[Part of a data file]
▬▬▬▬▬▬
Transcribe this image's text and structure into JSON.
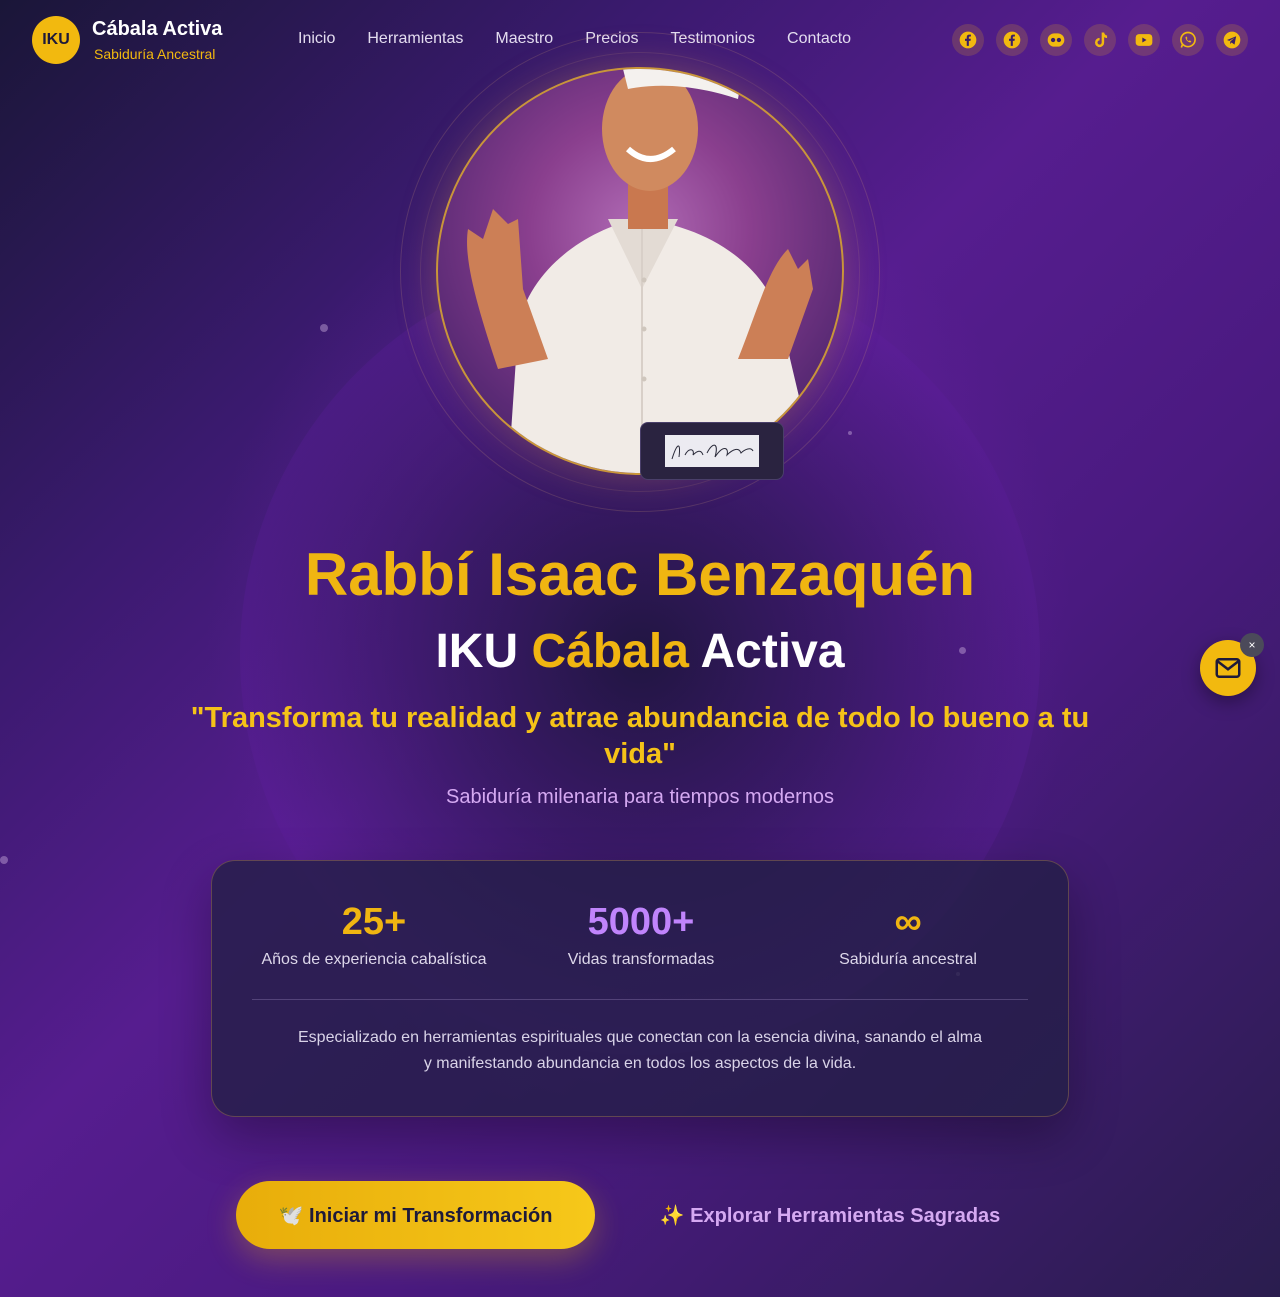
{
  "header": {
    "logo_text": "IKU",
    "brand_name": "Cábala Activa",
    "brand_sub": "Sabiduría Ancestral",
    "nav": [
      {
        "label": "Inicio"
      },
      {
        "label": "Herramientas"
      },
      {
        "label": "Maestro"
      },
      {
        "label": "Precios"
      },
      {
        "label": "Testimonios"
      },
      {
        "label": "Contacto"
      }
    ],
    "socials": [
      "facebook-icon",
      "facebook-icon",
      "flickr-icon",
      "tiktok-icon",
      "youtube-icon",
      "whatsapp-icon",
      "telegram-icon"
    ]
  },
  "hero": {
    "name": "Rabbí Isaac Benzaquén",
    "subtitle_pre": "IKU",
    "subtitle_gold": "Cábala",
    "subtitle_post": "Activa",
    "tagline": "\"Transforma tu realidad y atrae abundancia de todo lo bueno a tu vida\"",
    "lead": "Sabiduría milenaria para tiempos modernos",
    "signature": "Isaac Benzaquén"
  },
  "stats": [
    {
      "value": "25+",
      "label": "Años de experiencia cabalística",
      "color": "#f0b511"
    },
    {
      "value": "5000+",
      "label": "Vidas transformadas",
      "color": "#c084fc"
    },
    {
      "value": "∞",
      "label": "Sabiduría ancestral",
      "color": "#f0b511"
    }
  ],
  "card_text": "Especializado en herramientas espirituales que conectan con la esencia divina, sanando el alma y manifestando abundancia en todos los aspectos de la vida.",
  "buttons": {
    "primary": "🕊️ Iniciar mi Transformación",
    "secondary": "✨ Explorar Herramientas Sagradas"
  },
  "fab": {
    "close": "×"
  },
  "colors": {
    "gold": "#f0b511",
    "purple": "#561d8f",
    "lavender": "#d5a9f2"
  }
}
▬▬▬▬▬▬
Problem description:
Each entry above is to be written out again unchanged, apart from the pictures, which are left out.

Exercise response:
Transcribe this image's text and structure into JSON.
{
  "header": {
    "logo_text": "IKU",
    "brand_name": "Cábala Activa",
    "brand_sub": "Sabiduría Ancestral",
    "nav": [
      {
        "label": "Inicio"
      },
      {
        "label": "Herramientas"
      },
      {
        "label": "Maestro"
      },
      {
        "label": "Precios"
      },
      {
        "label": "Testimonios"
      },
      {
        "label": "Contacto"
      }
    ],
    "socials": [
      "facebook-icon",
      "facebook-icon",
      "flickr-icon",
      "tiktok-icon",
      "youtube-icon",
      "whatsapp-icon",
      "telegram-icon"
    ]
  },
  "hero": {
    "name": "Rabbí Isaac Benzaquén",
    "subtitle_pre": "IKU",
    "subtitle_gold": "Cábala",
    "subtitle_post": "Activa",
    "tagline": "\"Transforma tu realidad y atrae abundancia de todo lo bueno a tu vida\"",
    "lead": "Sabiduría milenaria para tiempos modernos",
    "signature": "Isaac Benzaquén"
  },
  "stats": [
    {
      "value": "25+",
      "label": "Años de experiencia cabalística",
      "color": "#f0b511"
    },
    {
      "value": "5000+",
      "label": "Vidas transformadas",
      "color": "#c084fc"
    },
    {
      "value": "∞",
      "label": "Sabiduría ancestral",
      "color": "#f0b511"
    }
  ],
  "card_text": "Especializado en herramientas espirituales que conectan con la esencia divina, sanando el alma y manifestando abundancia en todos los aspectos de la vida.",
  "buttons": {
    "primary": "🕊️ Iniciar mi Transformación",
    "secondary": "✨ Explorar Herramientas Sagradas"
  },
  "fab": {
    "close": "×"
  },
  "colors": {
    "gold": "#f0b511",
    "purple": "#561d8f",
    "lavender": "#d5a9f2"
  }
}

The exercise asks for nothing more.